## START Source

- Theatrical release poster
- Directed by: Sandeep Navre
- Written by: Sandeep Navre Prakash Bhagwat
- Produced by: Sushilkumar Agarwal
- Starring: Makarand Anaspure; Mohan Joshi; Arun Nalawade; Vijay Patkar; Tejaswini Lonari; Reena Madhukar;
- Cinematography: Gaurav Ponkshe
- Edited by: Minal Mhadnak
- Music by: Gaurav Chati Mukul Kashikar Ganesh Surve
- Production company: Ultra Media & Entertainment
- Release date: 15 December 2023;
- Running time: 134 minutes
- Country: India
- Language: Marathi

= Chhapa Kata =

Chhapa Kata is a 2023 Indian Marathi-language comedy drama film co-written and directed by Sandeep Navre and produced by Ultra Media & Entertainment. The film stars Makarand Anaspure, Mohan Joshi, Tejaswini Lonari, Reena Madhukar, Vijay Patkar, Arun Nalawade.

== Cast ==

- Makarand Anaspure as Namdev "Namya"

## END Source

▸ **To-do list**:
[1] In the article on the film Chhapa Kata, turn the paragraph beginning "Chhapa Kata is a 2023" into a short bulleted list of its main facts.
[2] Pick up the article on the film Chhapa Kata at its last line and carry it on.

## START Information provided

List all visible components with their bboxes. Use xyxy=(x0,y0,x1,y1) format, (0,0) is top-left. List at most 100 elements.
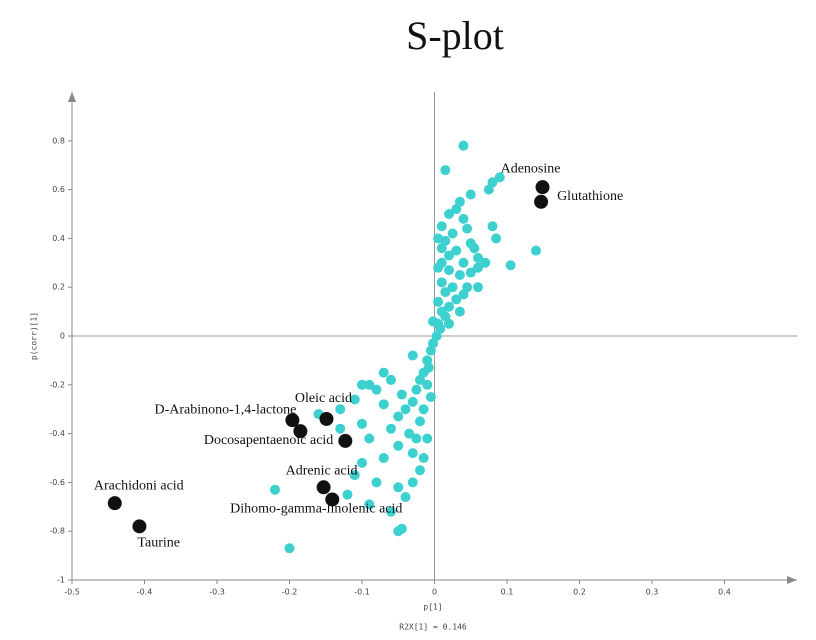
point xyxy=(415,374,425,385)
point xyxy=(458,140,469,151)
point xyxy=(447,228,458,239)
point xyxy=(469,243,480,254)
point xyxy=(465,189,476,200)
x-tick-label: -0.1 xyxy=(354,588,370,597)
point xyxy=(335,404,346,415)
x-tick-label: 0.4 xyxy=(718,588,731,597)
point xyxy=(284,543,295,554)
point xyxy=(444,301,454,312)
highlight-point xyxy=(316,480,331,495)
point xyxy=(505,260,516,271)
x-tick-label: 0.2 xyxy=(573,588,586,597)
point xyxy=(418,453,429,463)
point xyxy=(378,453,389,463)
point xyxy=(400,404,411,415)
highlight-point xyxy=(285,413,300,428)
x-tick-label: 0.1 xyxy=(501,588,514,597)
point xyxy=(415,416,425,427)
point xyxy=(444,318,454,329)
y-tick-label: -0.6 xyxy=(49,478,65,487)
point xyxy=(386,423,396,434)
annotation: Arachidoni acid xyxy=(94,478,184,493)
y-tick-label: -0.2 xyxy=(49,380,65,389)
y-tick-label: 0.8 xyxy=(52,136,65,145)
point xyxy=(451,294,462,305)
point xyxy=(407,396,418,407)
point xyxy=(386,506,396,517)
point xyxy=(422,433,433,444)
annotation: Dihomo-gamma-linolenic acid xyxy=(230,502,402,517)
point xyxy=(396,523,407,534)
point xyxy=(270,484,280,495)
point xyxy=(378,367,389,378)
point xyxy=(411,384,422,395)
point xyxy=(349,394,360,405)
point xyxy=(378,399,389,410)
point xyxy=(400,492,411,503)
highlight-point xyxy=(293,424,308,439)
x-tick-label: -0.5 xyxy=(64,588,80,597)
point xyxy=(386,374,396,385)
point xyxy=(462,223,473,234)
point xyxy=(396,389,407,400)
y-tick-label: -1 xyxy=(57,576,65,585)
point xyxy=(335,423,346,434)
annotation: Adenosine xyxy=(501,161,561,176)
point xyxy=(425,392,436,402)
y-tick-label: 0.4 xyxy=(52,234,65,243)
y-tick-label: -0.4 xyxy=(49,429,65,438)
x-tick-label: -0.4 xyxy=(137,588,153,597)
point xyxy=(364,499,375,510)
point xyxy=(407,448,418,459)
point xyxy=(487,221,498,232)
point xyxy=(422,379,433,390)
point xyxy=(393,440,404,451)
annotation: Oleic acid xyxy=(295,391,352,406)
point xyxy=(407,477,418,488)
point xyxy=(415,465,425,476)
point xyxy=(440,165,451,176)
point xyxy=(458,289,469,300)
point xyxy=(357,379,367,390)
highlight-point xyxy=(325,492,340,507)
point xyxy=(433,262,444,273)
highlight-point xyxy=(535,180,550,195)
point xyxy=(357,457,367,468)
point xyxy=(393,411,404,422)
point xyxy=(364,433,375,444)
point xyxy=(473,282,483,293)
x-tick-label: -0.3 xyxy=(209,588,225,597)
highlight-point xyxy=(534,194,549,209)
chart-title: S-plot xyxy=(406,13,504,58)
point xyxy=(440,287,451,298)
point xyxy=(425,345,436,356)
highlight-point xyxy=(132,519,147,534)
subtitle: R2X[1] = 0.146 xyxy=(399,623,467,632)
highlight-point xyxy=(338,433,353,448)
point xyxy=(483,184,494,195)
point xyxy=(364,379,375,390)
x-axis-label: p[1] xyxy=(423,603,442,612)
y-axis-arrow xyxy=(68,92,76,102)
y-axis-label: p(corr)[1] xyxy=(30,312,39,360)
point xyxy=(465,267,476,278)
point xyxy=(444,265,454,276)
point xyxy=(436,243,447,254)
point xyxy=(436,277,447,288)
point xyxy=(428,316,439,327)
point xyxy=(342,489,353,500)
point xyxy=(454,270,465,280)
point xyxy=(418,404,429,415)
point xyxy=(458,257,469,268)
point xyxy=(480,257,491,268)
y-tick-label: -0.8 xyxy=(49,527,65,536)
annotation: D-Arabinono-1,4-lactone xyxy=(154,402,296,417)
point xyxy=(473,262,483,273)
point xyxy=(371,477,382,488)
point xyxy=(411,433,422,444)
point xyxy=(458,213,469,224)
point xyxy=(404,428,415,439)
point xyxy=(371,384,382,395)
highlight-point xyxy=(107,496,122,511)
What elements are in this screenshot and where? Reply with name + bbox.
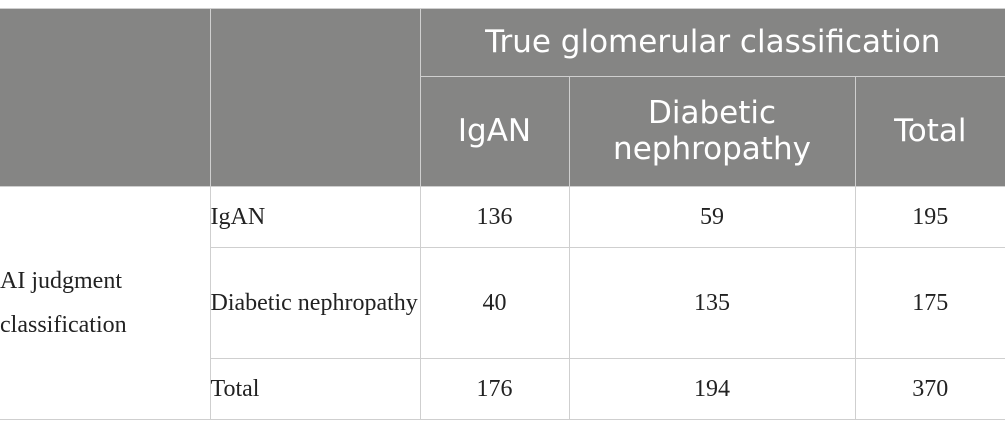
cell-value: 135 [568, 247, 856, 359]
row-label-igan: IgAN [209, 186, 421, 248]
column-header-igan: IgAN [419, 76, 570, 187]
cell-value: 136 [419, 186, 570, 248]
cell-value: 40 [419, 247, 570, 359]
column-header-diabetic-nephropathy: Diabetic nephropathy [568, 76, 856, 187]
table-row: Diabetic nephropathy 40 135 175 [0, 247, 1005, 359]
table-row: AI judgment classification IgAN 136 59 1… [0, 186, 1005, 420]
cell-value: 370 [854, 358, 1005, 420]
column-header-total: Total [854, 76, 1005, 187]
cell-value: 195 [854, 186, 1005, 248]
true-classification-header: True glomerular classification [419, 8, 1005, 77]
row-label-total: Total [209, 358, 421, 420]
header-row-label-cell [209, 8, 421, 187]
row-group-label: AI judgment classification [0, 186, 211, 420]
header-corner-cell [0, 8, 211, 187]
cell-value: 59 [568, 186, 856, 248]
confusion-matrix-table: True glomerular classification IgAN Diab… [0, 8, 1005, 420]
row-label-diabetic-nephropathy: Diabetic nephropathy [209, 247, 421, 359]
cell-value: 175 [854, 247, 1005, 359]
cell-value: 176 [419, 358, 570, 420]
table-row: Total 176 194 370 [0, 358, 1005, 420]
cell-value: 194 [568, 358, 856, 420]
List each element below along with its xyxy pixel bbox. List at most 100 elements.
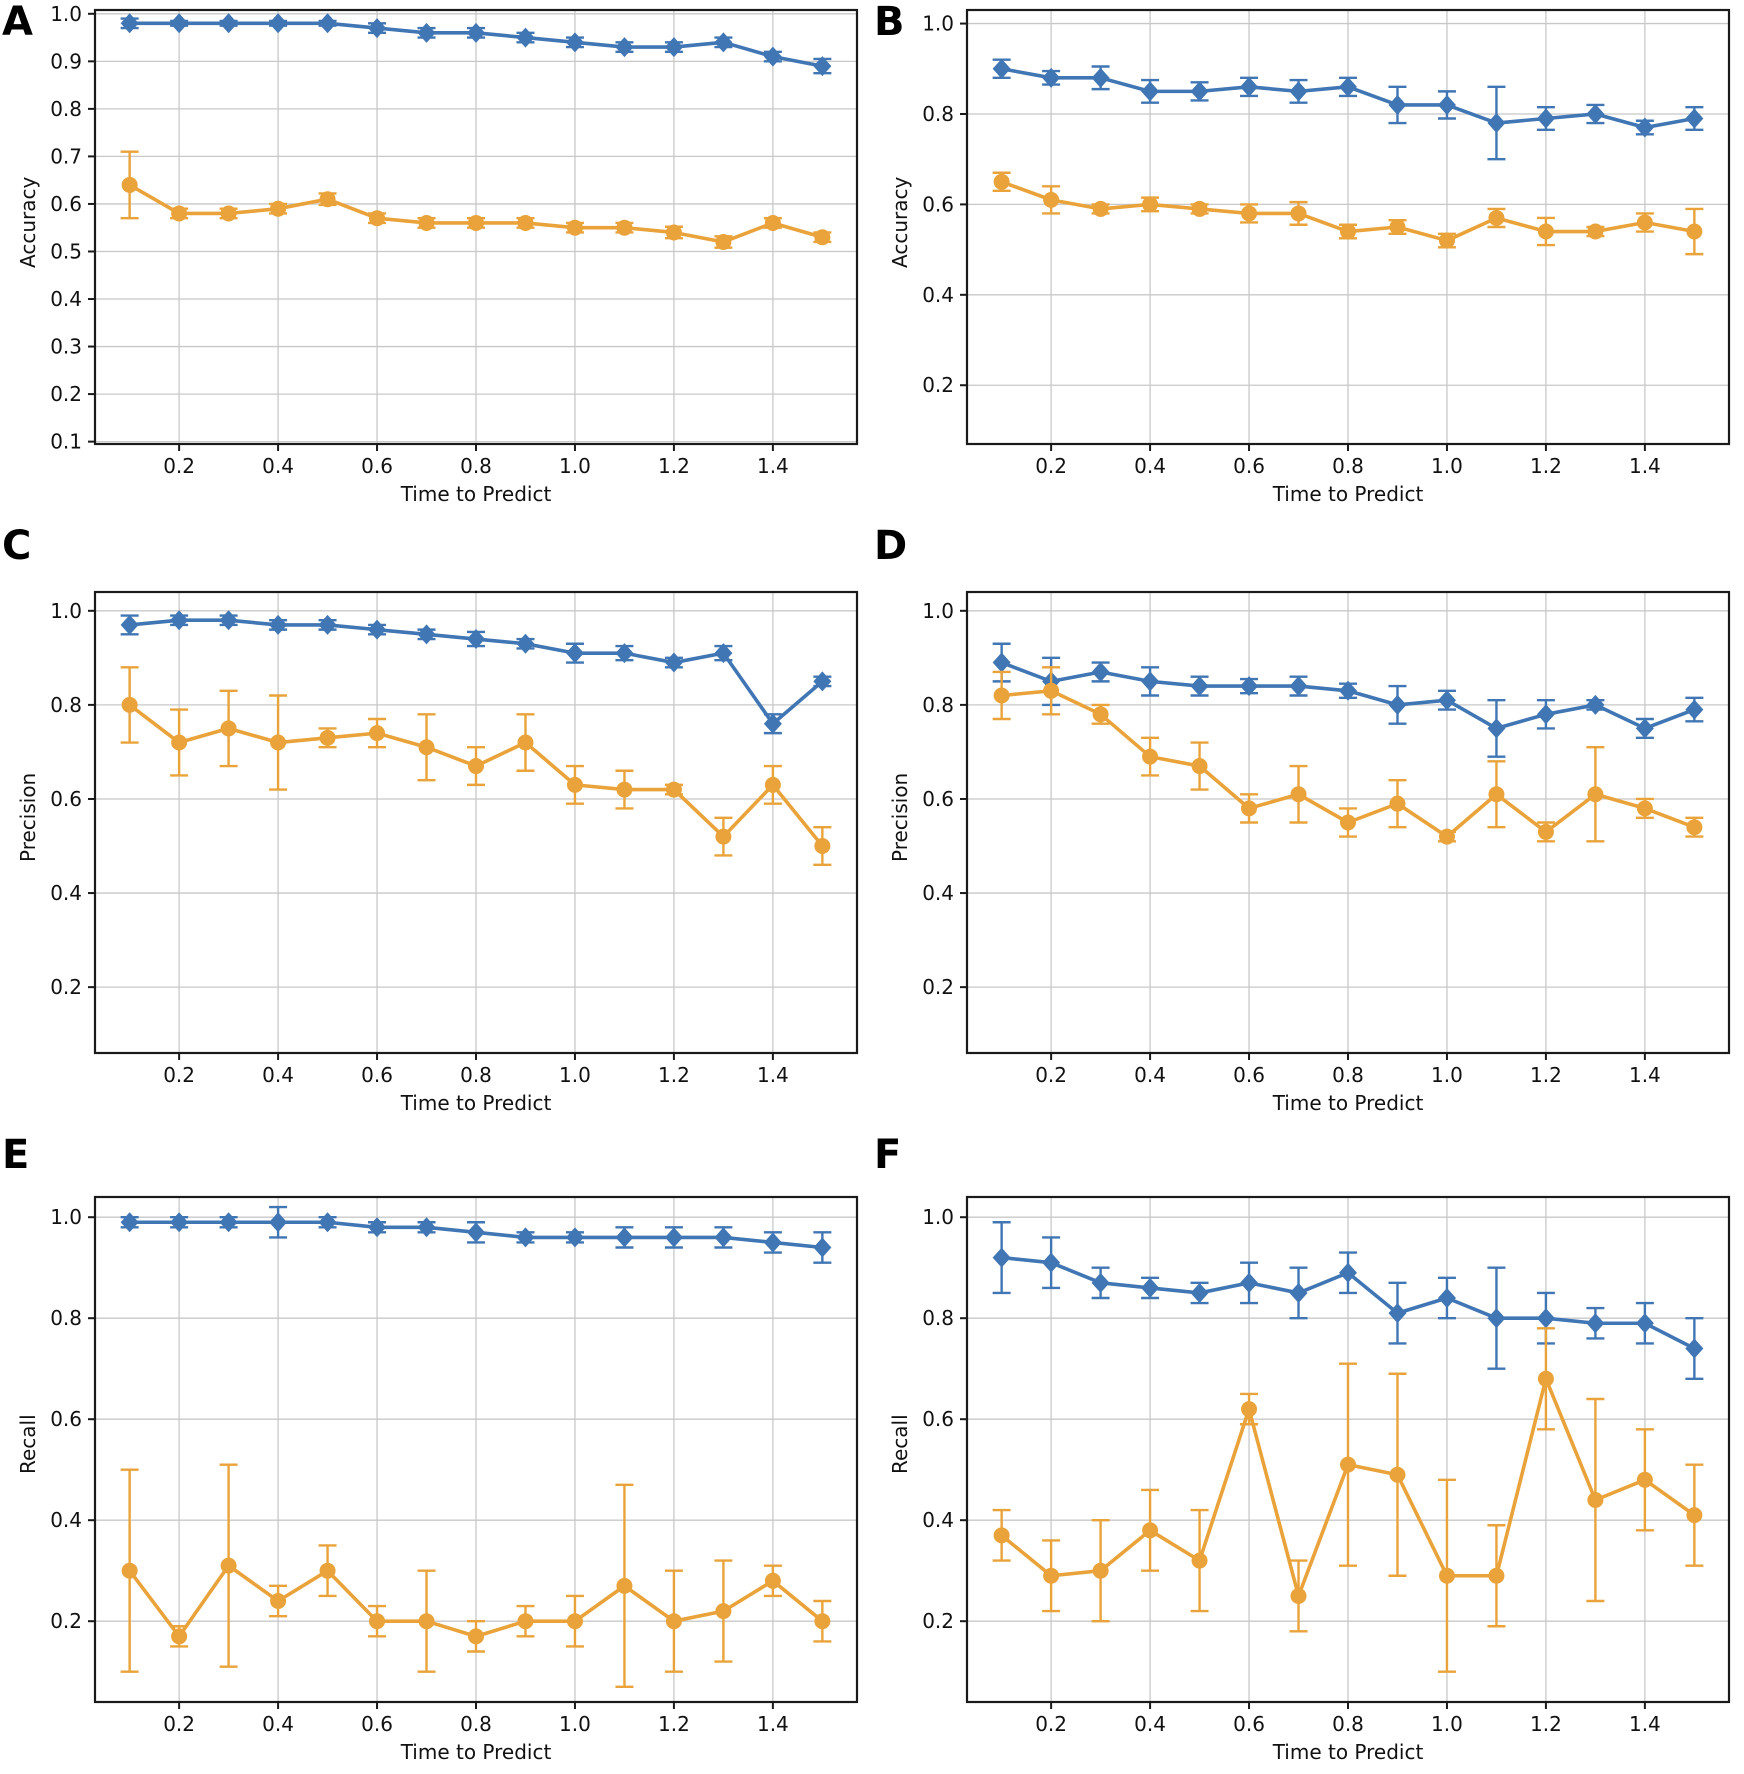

## END Information provided

▸ **Results of the tasks**:
[1]
- Title: Chhapa Kata
- Year: 2023
- Type: Indian Marathi-language comedy drama film
- Direction: Sandeep Navre, who also co-wrote it
- Production: Ultra Media & Entertainment
- Stars: Makarand Anaspure, Mohan Joshi, Tejaswini Lonari, Reena Madhukar, Vijay Patkar, Arun Nalawade

[2]
- Mohan Joshi as Shanaya's grandfather
- Arun Nalawade as the friend of Shanaya's grandfather
- Vijay Patkar as Sameer's maternal uncle
- Tejaswini Lonari as Shanaya
- Reena Madhukar as Archana
- Smita Oak as Namdev's mother
- Ruturaj Phadke as Sameer
- Pankaj Vishnu as Raaj, Shanaya's friend
- Sushrut Mankani as Rahul
- Jairaj Nair as Sameer's father
- Urmila Dange
- Prakash Bhagwat as brothers-in-law of Namdev
- Sandeep Gaikwad as brothers-in-law of Namdev
- Sunayana Kadam
- Pratibha Bhosale
- Ashutosh Wadekar as Ganpat

== Release ==
=== Theatrical ===
The trailer was released on 24 November 2023 and the film was released on 15 December 2023 in theatres throughout Maharashtra.

=== Home media ===
The film is available for streaming on OTT platform Ultra Jhakass.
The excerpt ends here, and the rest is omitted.